SET TASK: Return the records that follow, matching each one exactly.
--- EXTRACTED ENTRIES ---
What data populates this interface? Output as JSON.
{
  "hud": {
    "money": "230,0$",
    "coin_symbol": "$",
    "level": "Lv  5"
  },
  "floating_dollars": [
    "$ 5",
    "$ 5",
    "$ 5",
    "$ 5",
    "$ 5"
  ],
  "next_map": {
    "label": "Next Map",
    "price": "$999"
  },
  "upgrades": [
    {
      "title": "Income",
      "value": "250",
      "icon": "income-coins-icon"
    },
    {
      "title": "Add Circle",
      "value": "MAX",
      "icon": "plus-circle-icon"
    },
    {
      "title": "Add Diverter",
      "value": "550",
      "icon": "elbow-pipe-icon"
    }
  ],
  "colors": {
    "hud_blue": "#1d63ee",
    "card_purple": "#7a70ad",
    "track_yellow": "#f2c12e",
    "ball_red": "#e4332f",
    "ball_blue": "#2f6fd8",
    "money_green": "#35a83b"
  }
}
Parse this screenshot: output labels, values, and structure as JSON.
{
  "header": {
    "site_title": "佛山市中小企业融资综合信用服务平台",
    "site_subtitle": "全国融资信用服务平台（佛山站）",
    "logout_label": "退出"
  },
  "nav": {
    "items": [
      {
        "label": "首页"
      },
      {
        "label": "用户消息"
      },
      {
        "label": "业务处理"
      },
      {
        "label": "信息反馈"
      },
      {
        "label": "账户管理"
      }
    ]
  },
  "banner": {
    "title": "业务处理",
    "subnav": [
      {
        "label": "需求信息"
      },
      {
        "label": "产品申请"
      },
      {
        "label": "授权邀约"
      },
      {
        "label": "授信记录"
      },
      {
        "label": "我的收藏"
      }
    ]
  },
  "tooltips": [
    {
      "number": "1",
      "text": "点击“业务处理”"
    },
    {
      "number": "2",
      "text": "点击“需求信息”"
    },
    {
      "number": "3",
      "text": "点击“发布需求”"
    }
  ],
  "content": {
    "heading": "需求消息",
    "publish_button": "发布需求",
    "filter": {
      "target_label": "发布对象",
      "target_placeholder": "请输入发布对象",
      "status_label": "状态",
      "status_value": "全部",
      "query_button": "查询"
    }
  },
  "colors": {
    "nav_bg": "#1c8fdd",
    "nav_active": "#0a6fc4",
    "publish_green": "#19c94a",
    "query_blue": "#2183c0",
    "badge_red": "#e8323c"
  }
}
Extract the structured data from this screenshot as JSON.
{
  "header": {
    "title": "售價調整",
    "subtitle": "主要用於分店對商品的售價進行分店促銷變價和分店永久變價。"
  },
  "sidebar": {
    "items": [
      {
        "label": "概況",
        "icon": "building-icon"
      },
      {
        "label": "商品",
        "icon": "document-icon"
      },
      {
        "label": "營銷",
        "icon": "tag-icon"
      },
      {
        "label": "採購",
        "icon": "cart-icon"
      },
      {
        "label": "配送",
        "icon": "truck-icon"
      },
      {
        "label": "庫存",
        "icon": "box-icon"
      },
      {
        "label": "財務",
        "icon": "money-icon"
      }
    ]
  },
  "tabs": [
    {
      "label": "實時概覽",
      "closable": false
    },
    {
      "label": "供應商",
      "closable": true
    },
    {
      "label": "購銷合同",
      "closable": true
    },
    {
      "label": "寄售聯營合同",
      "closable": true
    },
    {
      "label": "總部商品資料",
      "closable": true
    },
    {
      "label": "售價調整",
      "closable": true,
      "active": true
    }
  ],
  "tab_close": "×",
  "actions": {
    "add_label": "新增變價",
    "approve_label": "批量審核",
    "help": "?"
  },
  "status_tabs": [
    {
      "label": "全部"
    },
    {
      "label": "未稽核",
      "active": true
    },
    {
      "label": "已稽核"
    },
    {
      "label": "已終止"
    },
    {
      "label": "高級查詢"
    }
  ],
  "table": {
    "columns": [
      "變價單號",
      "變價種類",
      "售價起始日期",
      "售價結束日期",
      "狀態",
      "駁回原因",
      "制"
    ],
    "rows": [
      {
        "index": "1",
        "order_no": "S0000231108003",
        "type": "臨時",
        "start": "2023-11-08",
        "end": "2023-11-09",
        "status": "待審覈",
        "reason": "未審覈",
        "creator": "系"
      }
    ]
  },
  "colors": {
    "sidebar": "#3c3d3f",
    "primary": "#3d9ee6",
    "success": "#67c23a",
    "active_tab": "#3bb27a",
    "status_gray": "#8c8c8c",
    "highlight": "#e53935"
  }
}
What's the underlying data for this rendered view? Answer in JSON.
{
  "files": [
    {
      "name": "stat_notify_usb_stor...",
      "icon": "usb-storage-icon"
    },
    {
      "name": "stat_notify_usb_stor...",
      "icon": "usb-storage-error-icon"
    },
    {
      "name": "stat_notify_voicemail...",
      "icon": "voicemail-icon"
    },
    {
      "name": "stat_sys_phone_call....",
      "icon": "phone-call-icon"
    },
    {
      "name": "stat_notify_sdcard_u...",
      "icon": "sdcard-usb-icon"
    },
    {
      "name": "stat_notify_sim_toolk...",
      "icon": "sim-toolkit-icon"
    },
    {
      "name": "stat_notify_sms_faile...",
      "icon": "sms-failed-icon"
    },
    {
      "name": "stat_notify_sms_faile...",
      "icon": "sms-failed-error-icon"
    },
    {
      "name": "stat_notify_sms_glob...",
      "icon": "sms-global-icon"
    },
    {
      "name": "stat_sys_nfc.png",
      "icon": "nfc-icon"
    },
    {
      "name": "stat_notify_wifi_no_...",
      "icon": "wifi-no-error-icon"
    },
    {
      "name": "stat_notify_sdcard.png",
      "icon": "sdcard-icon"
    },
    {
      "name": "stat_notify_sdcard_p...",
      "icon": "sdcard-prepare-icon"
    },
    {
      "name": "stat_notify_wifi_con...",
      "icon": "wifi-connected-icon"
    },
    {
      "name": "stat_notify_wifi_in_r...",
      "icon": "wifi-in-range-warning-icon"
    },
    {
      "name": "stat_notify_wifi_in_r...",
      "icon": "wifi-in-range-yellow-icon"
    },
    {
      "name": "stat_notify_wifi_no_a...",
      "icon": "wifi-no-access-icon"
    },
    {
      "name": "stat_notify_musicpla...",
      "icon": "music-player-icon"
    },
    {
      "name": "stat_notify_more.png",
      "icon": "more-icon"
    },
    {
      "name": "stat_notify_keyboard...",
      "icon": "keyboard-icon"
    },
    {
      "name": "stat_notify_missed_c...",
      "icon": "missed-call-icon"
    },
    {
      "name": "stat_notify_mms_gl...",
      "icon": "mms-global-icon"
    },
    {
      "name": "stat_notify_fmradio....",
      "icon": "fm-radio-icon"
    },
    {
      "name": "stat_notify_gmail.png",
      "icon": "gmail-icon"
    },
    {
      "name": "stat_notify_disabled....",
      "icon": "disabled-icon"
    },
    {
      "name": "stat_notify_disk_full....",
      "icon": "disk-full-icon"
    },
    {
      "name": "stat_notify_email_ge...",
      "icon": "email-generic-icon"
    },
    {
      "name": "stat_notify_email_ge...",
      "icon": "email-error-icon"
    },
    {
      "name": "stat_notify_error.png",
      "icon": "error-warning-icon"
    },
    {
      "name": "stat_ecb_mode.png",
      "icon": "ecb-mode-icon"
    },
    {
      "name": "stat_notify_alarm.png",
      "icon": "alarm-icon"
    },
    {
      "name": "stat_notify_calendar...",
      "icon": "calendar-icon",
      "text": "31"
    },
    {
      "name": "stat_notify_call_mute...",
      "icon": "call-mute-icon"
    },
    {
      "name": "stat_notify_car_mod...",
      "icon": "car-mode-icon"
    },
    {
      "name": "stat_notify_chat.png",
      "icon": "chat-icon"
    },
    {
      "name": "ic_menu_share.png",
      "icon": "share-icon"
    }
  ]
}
---
ANSWER TO THE TASK:
What data populates this interface? Output as JSON.
{
  "hud": {
    "money": "230,0$",
    "coin_symbol": "$",
    "level": "Lv  5"
  },
  "floating_dollars": [
    "$ 5",
    "$ 5",
    "$ 5",
    "$ 5",
    "$ 5"
  ],
  "next_map": {
    "label": "Next Map",
    "price": "$999"
  },
  "upgrades": [
    {
      "title": "Income",
      "value": "250",
      "icon": "income-coins-icon"
    },
    {
      "title": "Add Circle",
      "value": "MAX",
      "icon": "plus-circle-icon"
    },
    {
      "title": "Add Diverter",
      "value": "550",
      "icon": "elbow-pipe-icon"
    }
  ],
  "colors": {
    "hud_blue": "#1d63ee",
    "card_purple": "#7a70ad",
    "track_yellow": "#f2c12e",
    "ball_red": "#e4332f",
    "ball_blue": "#2f6fd8",
    "money_green": "#35a83b"
  }
}
Parse this screenshot: output labels, values, and structure as JSON.
{
  "header": {
    "site_title": "佛山市中小企业融资综合信用服务平台",
    "site_subtitle": "全国融资信用服务平台（佛山站）",
    "logout_label": "退出"
  },
  "nav": {
    "items": [
      {
        "label": "首页"
      },
      {
        "label": "用户消息"
      },
      {
        "label": "业务处理"
      },
      {
        "label": "信息反馈"
      },
      {
        "label": "账户管理"
      }
    ]
  },
  "banner": {
    "title": "业务处理",
    "subnav": [
      {
        "label": "需求信息"
      },
      {
        "label": "产品申请"
      },
      {
        "label": "授权邀约"
      },
      {
        "label": "授信记录"
      },
      {
        "label": "我的收藏"
      }
    ]
  },
  "tooltips": [
    {
      "number": "1",
      "text": "点击“业务处理”"
    },
    {
      "number": "2",
      "text": "点击“需求信息”"
    },
    {
      "number": "3",
      "text": "点击“发布需求”"
    }
  ],
  "content": {
    "heading": "需求消息",
    "publish_button": "发布需求",
    "filter": {
      "target_label": "发布对象",
      "target_placeholder": "请输入发布对象",
      "status_label": "状态",
      "status_value": "全部",
      "query_button": "查询"
    }
  },
  "colors": {
    "nav_bg": "#1c8fdd",
    "nav_active": "#0a6fc4",
    "publish_green": "#19c94a",
    "query_blue": "#2183c0",
    "badge_red": "#e8323c"
  }
}
Extract the structured data from this screenshot as JSON.
{
  "header": {
    "title": "售價調整",
    "subtitle": "主要用於分店對商品的售價進行分店促銷變價和分店永久變價。"
  },
  "sidebar": {
    "items": [
      {
        "label": "概況",
        "icon": "building-icon"
      },
      {
        "label": "商品",
        "icon": "document-icon"
      },
      {
        "label": "營銷",
        "icon": "tag-icon"
      },
      {
        "label": "採購",
        "icon": "cart-icon"
      },
      {
        "label": "配送",
        "icon": "truck-icon"
      },
      {
        "label": "庫存",
        "icon": "box-icon"
      },
      {
        "label": "財務",
        "icon": "money-icon"
      }
    ]
  },
  "tabs": [
    {
      "label": "實時概覽",
      "closable": false
    },
    {
      "label": "供應商",
      "closable": true
    },
    {
      "label": "購銷合同",
      "closable": true
    },
    {
      "label": "寄售聯營合同",
      "closable": true
    },
    {
      "label": "總部商品資料",
      "closable": true
    },
    {
      "label": "售價調整",
      "closable": true,
      "active": true
    }
  ],
  "tab_close": "×",
  "actions": {
    "add_label": "新增變價",
    "approve_label": "批量審核",
    "help": "?"
  },
  "status_tabs": [
    {
      "label": "全部"
    },
    {
      "label": "未稽核",
      "active": true
    },
    {
      "label": "已稽核"
    },
    {
      "label": "已終止"
    },
    {
      "label": "高級查詢"
    }
  ],
  "table": {
    "columns": [
      "變價單號",
      "變價種類",
      "售價起始日期",
      "售價結束日期",
      "狀態",
      "駁回原因",
      "制"
    ],
    "rows": [
      {
        "index": "1",
        "order_no": "S0000231108003",
        "type": "臨時",
        "start": "2023-11-08",
        "end": "2023-11-09",
        "status": "待審覈",
        "reason": "未審覈",
        "creator": "系"
      }
    ]
  },
  "colors": {
    "sidebar": "#3c3d3f",
    "primary": "#3d9ee6",
    "success": "#67c23a",
    "active_tab": "#3bb27a",
    "status_gray": "#8c8c8c",
    "highlight": "#e53935"
  }
}
What's the underlying data for this rendered view? Answer in JSON.
{
  "files": [
    {
      "name": "stat_notify_usb_stor...",
      "icon": "usb-storage-icon"
    },
    {
      "name": "stat_notify_usb_stor...",
      "icon": "usb-storage-error-icon"
    },
    {
      "name": "stat_notify_voicemail...",
      "icon": "voicemail-icon"
    },
    {
      "name": "stat_sys_phone_call....",
      "icon": "phone-call-icon"
    },
    {
      "name": "stat_notify_sdcard_u...",
      "icon": "sdcard-usb-icon"
    },
    {
      "name": "stat_notify_sim_toolk...",
      "icon": "sim-toolkit-icon"
    },
    {
      "name": "stat_notify_sms_faile...",
      "icon": "sms-failed-icon"
    },
    {
      "name": "stat_notify_sms_faile...",
      "icon": "sms-failed-error-icon"
    },
    {
      "name": "stat_notify_sms_glob...",
      "icon": "sms-global-icon"
    },
    {
      "name": "stat_sys_nfc.png",
      "icon": "nfc-icon"
    },
    {
      "name": "stat_notify_wifi_no_...",
      "icon": "wifi-no-error-icon"
    },
    {
      "name": "stat_notify_sdcard.png",
      "icon": "sdcard-icon"
    },
    {
      "name": "stat_notify_sdcard_p...",
      "icon": "sdcard-prepare-icon"
    },
    {
      "name": "stat_notify_wifi_con...",
      "icon": "wifi-connected-icon"
    },
    {
      "name": "stat_notify_wifi_in_r...",
      "icon": "wifi-in-range-warning-icon"
    },
    {
      "name": "stat_notify_wifi_in_r...",
      "icon": "wifi-in-range-yellow-icon"
    },
    {
      "name": "stat_notify_wifi_no_a...",
      "icon": "wifi-no-access-icon"
    },
    {
      "name": "stat_notify_musicpla...",
      "icon": "music-player-icon"
    },
    {
      "name": "stat_notify_more.png",
      "icon": "more-icon"
    },
    {
      "name": "stat_notify_keyboard...",
      "icon": "keyboard-icon"
    },
    {
      "name": "stat_notify_missed_c...",
      "icon": "missed-call-icon"
    },
    {
      "name": "stat_notify_mms_gl...",
      "icon": "mms-global-icon"
    },
    {
      "name": "stat_notify_fmradio....",
      "icon": "fm-radio-icon"
    },
    {
      "name": "stat_notify_gmail.png",
      "icon": "gmail-icon"
    },
    {
      "name": "stat_notify_disabled....",
      "icon": "disabled-icon"
    },
    {
      "name": "stat_notify_disk_full....",
      "icon": "disk-full-icon"
    },
    {
      "name": "stat_notify_email_ge...",
      "icon": "email-generic-icon"
    },
    {
      "name": "stat_notify_email_ge...",
      "icon": "email-error-icon"
    },
    {
      "name": "stat_notify_error.png",
      "icon": "error-warning-icon"
    },
    {
      "name": "stat_ecb_mode.png",
      "icon": "ecb-mode-icon"
    },
    {
      "name": "stat_notify_alarm.png",
      "icon": "alarm-icon"
    },
    {
      "name": "stat_notify_calendar...",
      "icon": "calendar-icon",
      "text": "31"
    },
    {
      "name": "stat_notify_call_mute...",
      "icon": "call-mute-icon"
    },
    {
      "name": "stat_notify_car_mod...",
      "icon": "car-mode-icon"
    },
    {
      "name": "stat_notify_chat.png",
      "icon": "chat-icon"
    },
    {
      "name": "ic_menu_share.png",
      "icon": "share-icon"
    }
  ]
}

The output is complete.